-- start of Supplied passage --

BofA’s market-linked step-up notes on Euro Stoxx 50 to outperform in moderate growth

By Emma Trincal

New York, Oct. 7 – BofA Finance LLC’s 0% market-linked step-up notes due April 2026 tied to the Euro Stoxx 50 index may outperform the euro zone benchmark in a modest growth scenario without penalizing bullish investors much.

If the index finishes flat or up, investors will get at least the step-up value, 140% to 146% of the initial level and will get the index gain if it finishes at or above the step-up level, according to a 424B2 filing with the Securities and Exchange Commission.

Investors will be fully exposed to any index decline.

BofA Securities, Inc. is the agent.

The notes will price and settle in October.

The exact step-up value will be set at pricing.

Bull-friendly

“If you’re bullish on Europe, it seems like a great note. You have the minimum return. No cap on the upside. I just don’t like the no downside protection. But over a four-and-a-half year, it shouldn’t be an issue,” said Steve Doucette, financial adviser at Proctor Financial.

The long tenor does not eliminate the risk, however.

“You can never tell. It could be up for the next three years and then drop big time in a bear market four years from now.

“Just because the probabilities of finishing down over a longer period are lower doesn’t mean I wouldn’t prefer having a barrier,” he said.

Laggard

Doucette tend to be bullish on the Euro Stoxx 50.

“It has been lagging the U.S. for a long time. I believe in reversion to the mean,” he said.

The Euro Stoxx 50 index, which tracks mega-cap stocks of companies in the euro zone, has shown lackluster returns compared to the United States, although the gap has narrowed this year.

Some of the contributing factors, according to Morningstar analyst Ryan Jackson, are the excessive concentration of the portfolio around 50 stocks, which adds volatility, the avoidance of smaller stocks, which generate higher returns, as well as the index ‘exposure to Italian and Spanish stocks, which have underperformed the stocks of other euro zone countries.

Value

The Euro Stoxx 50 underweights the technology sector, which makes for 17% of the portfolio. In comparison, the allocation to technology is 28% in the S&P 500 index.

“That’s a plus as far as I’m concerned,” he said.

“Tech stocks are running through the roof. Remember AOL in 2000? It was supposed to be the biggest thing. It doesn’t exist anymore,” he said.

No dividend, fee

One problem with longer maturities is the non-payment of dividends over longer periods of time, he noted.

The Euro Stoxx 50 index has a dividend yield of 2.34% compared to 1.39% for the S&P 500 index.

“The dividend is a huge component of the index return. But the minimum return more than compensates you for that. You have to decide if you like the tradeoff. I guess it depends on your view,” he said.

On the other hand, Doucette said the cost of the notes was too high.

The underwriting discount is 2.5% in addition to a 0.75% hedging-related charge, according to the prospectus.

“It’s rich,” he said.

-- end of Supplied passage --
-- start of Entries --

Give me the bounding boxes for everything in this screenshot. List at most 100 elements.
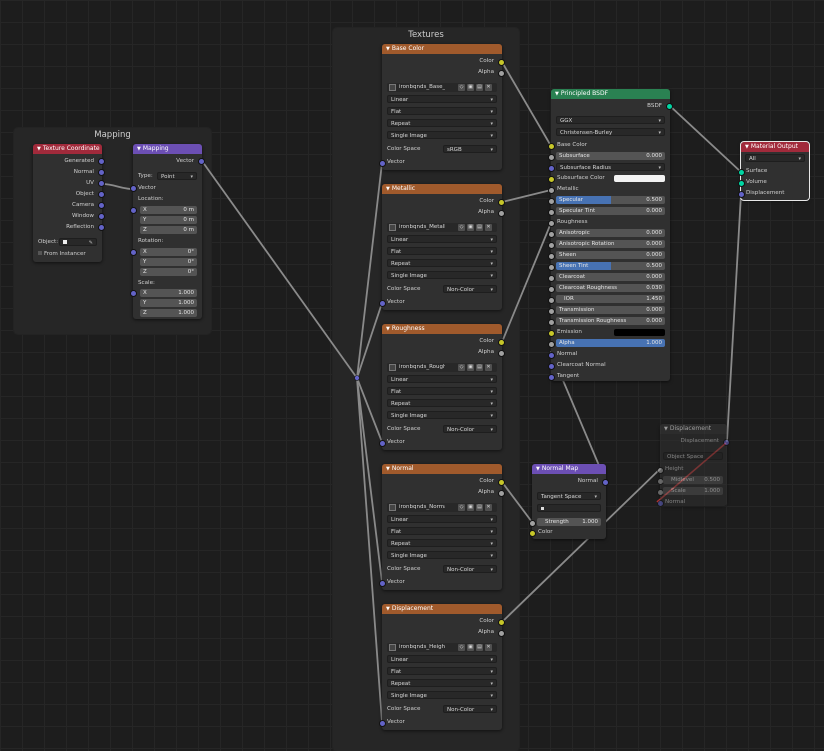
- projection-dropdown[interactable]: Flat ▾: [387, 667, 497, 675]
- image-selector[interactable]: ironbqnds_Metallic... ◇ ▣ ▤ ✕: [387, 223, 497, 232]
- socket-strength[interactable]: [529, 520, 536, 527]
- projection-dropdown[interactable]: Flat ▾: [387, 107, 497, 115]
- close-icon[interactable]: ✕: [485, 364, 492, 371]
- target-dropdown[interactable]: All ▾: [745, 154, 805, 162]
- duplicate-icon[interactable]: ▣: [467, 84, 474, 91]
- color-space-dropdown[interactable]: sRGB ▾: [443, 145, 497, 153]
- sheen-tint-slider[interactable]: Sheen Tint 0.500: [556, 262, 665, 270]
- alpha-slider[interactable]: Alpha 1.000: [556, 339, 665, 347]
- socket-roughness[interactable]: [548, 220, 555, 227]
- rotation-z-field[interactable]: Z 0°: [140, 268, 197, 276]
- scale-z-field[interactable]: Z 1.000: [140, 309, 197, 317]
- socket-alpha[interactable]: [498, 490, 505, 497]
- normal-map-header[interactable]: ▼ Normal Map: [532, 464, 606, 474]
- ior-field[interactable]: IOR 1.450: [556, 295, 665, 303]
- uv-map-field[interactable]: [537, 504, 601, 512]
- socket-alpha[interactable]: [498, 210, 505, 217]
- location-y-field[interactable]: Y0 m: [140, 216, 197, 224]
- socket-displacement-out[interactable]: [723, 439, 730, 446]
- socket-alpha[interactable]: [548, 341, 555, 348]
- socket-vector[interactable]: [379, 160, 386, 167]
- socket-displacement[interactable]: [738, 191, 745, 198]
- socket-color[interactable]: [498, 59, 505, 66]
- close-icon[interactable]: ✕: [485, 224, 492, 231]
- duplicate-icon[interactable]: ▣: [467, 504, 474, 511]
- socket-mapping-input[interactable]: [130, 185, 137, 192]
- extension-dropdown[interactable]: Repeat ▾: [387, 539, 497, 547]
- socket-color[interactable]: [498, 619, 505, 626]
- fake-user-icon[interactable]: ◇: [458, 84, 465, 91]
- socket-normal[interactable]: [548, 352, 555, 359]
- socket-clearcoat-roughness[interactable]: [548, 286, 555, 293]
- interpolation-dropdown[interactable]: Linear ▾: [387, 375, 497, 383]
- close-icon[interactable]: ✕: [485, 644, 492, 651]
- socket-subsurface-radius[interactable]: [548, 165, 555, 172]
- socket-alpha[interactable]: [498, 630, 505, 637]
- displacement-node[interactable]: ▼ Displacement Displacement Object Space …: [657, 424, 730, 507]
- socket-clearcoat[interactable]: [548, 275, 555, 282]
- interpolation-dropdown[interactable]: Linear ▾: [387, 95, 497, 103]
- socket-mapping-output[interactable]: [198, 158, 205, 165]
- socket-alpha[interactable]: [498, 350, 505, 357]
- socket-generated[interactable]: [98, 158, 105, 165]
- source-dropdown[interactable]: Single Image ▾: [387, 131, 497, 139]
- image-selector[interactable]: ironbqnds_Height... ◇ ▣ ▤ ✕: [387, 643, 497, 652]
- projection-dropdown[interactable]: Flat ▾: [387, 527, 497, 535]
- transmission-roughness-field[interactable]: Transmission Roughness 0.000: [556, 317, 665, 325]
- mapping-node[interactable]: ▼ Mapping Vector Type: Point ▾ Vector Loca…: [130, 144, 205, 319]
- subsurface-method-dropdown[interactable]: Christensen-Burley ▾: [556, 128, 665, 136]
- texture-coordinate-node[interactable]: ▼ Texture Coordinate Generated Normal UV …: [33, 144, 105, 262]
- socket-rotation[interactable]: [130, 249, 137, 256]
- source-dropdown[interactable]: Single Image ▾: [387, 411, 497, 419]
- clearcoat-field[interactable]: Clearcoat 0.000: [556, 273, 665, 281]
- material-output-header[interactable]: ▼ Material Output: [741, 142, 809, 152]
- scale-field[interactable]: Scale 1.000: [663, 487, 723, 495]
- anisotropic-field[interactable]: Anisotropic 0.000: [556, 229, 665, 237]
- extension-dropdown[interactable]: Repeat ▾: [387, 259, 497, 267]
- image-texture-header[interactable]: ▼ Displacement: [382, 604, 502, 614]
- duplicate-icon[interactable]: ▣: [467, 224, 474, 231]
- distribution-dropdown[interactable]: GGX ▾: [556, 116, 665, 124]
- color-space-dropdown[interactable]: Non-Color ▾: [443, 705, 497, 713]
- fake-user-icon[interactable]: ◇: [458, 224, 465, 231]
- rotation-x-field[interactable]: X 0°: [140, 248, 197, 256]
- color-space-dropdown[interactable]: Non-Color ▾: [443, 565, 497, 573]
- displacement-space-dropdown[interactable]: Object Space: [663, 452, 723, 460]
- socket-color[interactable]: [498, 479, 505, 486]
- image-texture-header[interactable]: ▼ Roughness: [382, 324, 502, 334]
- socket-camera[interactable]: [98, 202, 105, 209]
- location-x-field[interactable]: X0 m: [140, 206, 197, 214]
- socket-scale[interactable]: [130, 290, 137, 297]
- image-selector[interactable]: ironbqnds_Base_... ◇ ▣ ▤ ✕: [387, 83, 497, 92]
- folder-icon[interactable]: ▤: [476, 364, 483, 371]
- folder-icon[interactable]: ▤: [476, 224, 483, 231]
- image-texture-header[interactable]: ▼ Normal: [382, 464, 502, 474]
- material-output-node[interactable]: ▼ Material Output All ▾ Surface Volume Dis…: [738, 141, 810, 201]
- socket-bsdf[interactable]: [666, 103, 673, 110]
- midlevel-field[interactable]: Midlevel 0.500: [663, 476, 723, 484]
- emission-color-swatch[interactable]: [614, 329, 665, 336]
- socket-vector[interactable]: [379, 300, 386, 307]
- object-picker[interactable]: ✎: [59, 238, 97, 246]
- image-selector[interactable]: ironbqnds_Normal... ◇ ▣ ▤ ✕: [387, 503, 497, 512]
- socket-emission[interactable]: [548, 330, 555, 337]
- socket-specular[interactable]: [548, 198, 555, 205]
- socket-surface[interactable]: [738, 169, 745, 176]
- socket-height[interactable]: [657, 467, 664, 474]
- fake-user-icon[interactable]: ◇: [458, 644, 465, 651]
- socket-normal-out[interactable]: [602, 479, 609, 486]
- socket-normal[interactable]: [98, 169, 105, 176]
- normal-map-node[interactable]: ▼ Normal Map Normal Tangent Space ▾ Streng…: [529, 464, 609, 539]
- extension-dropdown[interactable]: Repeat ▾: [387, 399, 497, 407]
- socket-transmission-roughness[interactable]: [548, 319, 555, 326]
- socket-subsurface[interactable]: [548, 154, 555, 161]
- socket-transmission[interactable]: [548, 308, 555, 315]
- principled-bsdf-node[interactable]: ▼ Principled BSDF BSDF GGX ▾ Christensen-B…: [548, 89, 673, 381]
- image-texture-node-metallic[interactable]: ▼Metallic Color Alpha ironbqnds_Metallic…: [379, 184, 505, 310]
- duplicate-icon[interactable]: ▣: [467, 644, 474, 651]
- socket-subsurface-color[interactable]: [548, 176, 555, 183]
- socket-color-in[interactable]: [529, 530, 536, 537]
- scale-x-field[interactable]: X 1.000: [140, 289, 197, 297]
- fake-user-icon[interactable]: ◇: [458, 364, 465, 371]
- image-texture-header[interactable]: ▼ Metallic: [382, 184, 502, 194]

-- end of Entries --

__Work to do__:
(a) In the entries, swap "close-icon" for "remove-icon" in the lines between the one holding "667, 497, 675]" and the one holding "539, 497, 547]", inclusive. Return only those lines, otherwise unchanged.
(b) Extend the article on BofA's step-up notes tied to the Euro Stoxx 50 past its final sentence.

__In response__:
(a)
- projection-dropdown[interactable]: Flat ▾: [387, 667, 497, 675]
- image-selector[interactable]: ironbqnds_Metallic... ◇ ▣ ▤ ✕: [387, 223, 497, 232]
- socket-strength[interactable]: [529, 520, 536, 527]
- projection-dropdown[interactable]: Flat ▾: [387, 107, 497, 115]
- remove-icon[interactable]: ✕: [485, 364, 492, 371]
- target-dropdown[interactable]: All ▾: [745, 154, 805, 162]
- duplicate-icon[interactable]: ▣: [467, 84, 474, 91]
- color-space-dropdown[interactable]: sRGB ▾: [443, 145, 497, 153]
- sheen-tint-slider[interactable]: Sheen Tint 0.500: [556, 262, 665, 270]
- alpha-slider[interactable]: Alpha 1.000: [556, 339, 665, 347]
- socket-roughness[interactable]: [548, 220, 555, 227]
- rotation-z-field[interactable]: Z 0°: [140, 268, 197, 276]
- scale-z-field[interactable]: Z 1.000: [140, 309, 197, 317]
- socket-alpha[interactable]: [498, 490, 505, 497]
- normal-map-header[interactable]: ▼ Normal Map: [532, 464, 606, 474]
- ior-field[interactable]: IOR 1.450: [556, 295, 665, 303]
- uv-map-field[interactable]: [537, 504, 601, 512]
- socket-alpha[interactable]: [498, 210, 505, 217]
- location-y-field[interactable]: Y0 m: [140, 216, 197, 224]
- socket-displacement-out[interactable]: [723, 439, 730, 446]
- socket-alpha[interactable]: [548, 341, 555, 348]
- socket-vector[interactable]: [379, 160, 386, 167]
- socket-displacement[interactable]: [738, 191, 745, 198]
- socket-color[interactable]: [498, 59, 505, 66]
- remove-icon[interactable]: ✕: [485, 224, 492, 231]
- duplicate-icon[interactable]: ▣: [467, 504, 474, 511]
- socket-mapping-input[interactable]: [130, 185, 137, 192]
- extension-dropdown[interactable]: Repeat ▾: [387, 539, 497, 547]

(b)
“We custom-tailor our deals. We do $4 million to $22 million deals. If we do $20 million, 2.5% is a lot of change.”

Big agent, small issuer

BofA Securities is an active agent. But it diversifies its offerings across a wide-open platform of issuers. As a result, BofA Finance LLC is among the less active issuers compared to top players such as Barclays Bank plc, GS Finance Corp. and UBS AG, London Branch.

The credit diversification and creditworthiness offered by Bank of America were advantageous, he said.

“Bank of America has a good credit,” he said.

Bank of America’s five-year credit default swap rate is 49 basis points, just behind JPMorgan Chase, which shows a spread of 47 bps, according to Markit. Wells Fargo is also among the banks with the tightest spread at 51 bps. In comparison, Citigroup’s spreads are 55 bps, Morgan Stanley, 58 bps and Goldman Sachs, 60 bps.

“We don’t have much of their paper. In fact, I don’t think we have any. They go through their own shop, Merrill Lynch. They don’t focus on [registered investment advisers]. We get sales calls from JPMorgan, HSBC and Citi all the time. But not from them,” he said.

Low return expectations

Matt Medeiros, president and chief executive of the Institute for Wealth Management, said he would need to compare the note with a long position in the index.

“I’m not sure why you would pay a fee and tie up your money for more than four years versus buying the index fund,” he said.

“Why would I do a note if it doesn’t have downside protection or leverage? That’s my first take on it,” he said.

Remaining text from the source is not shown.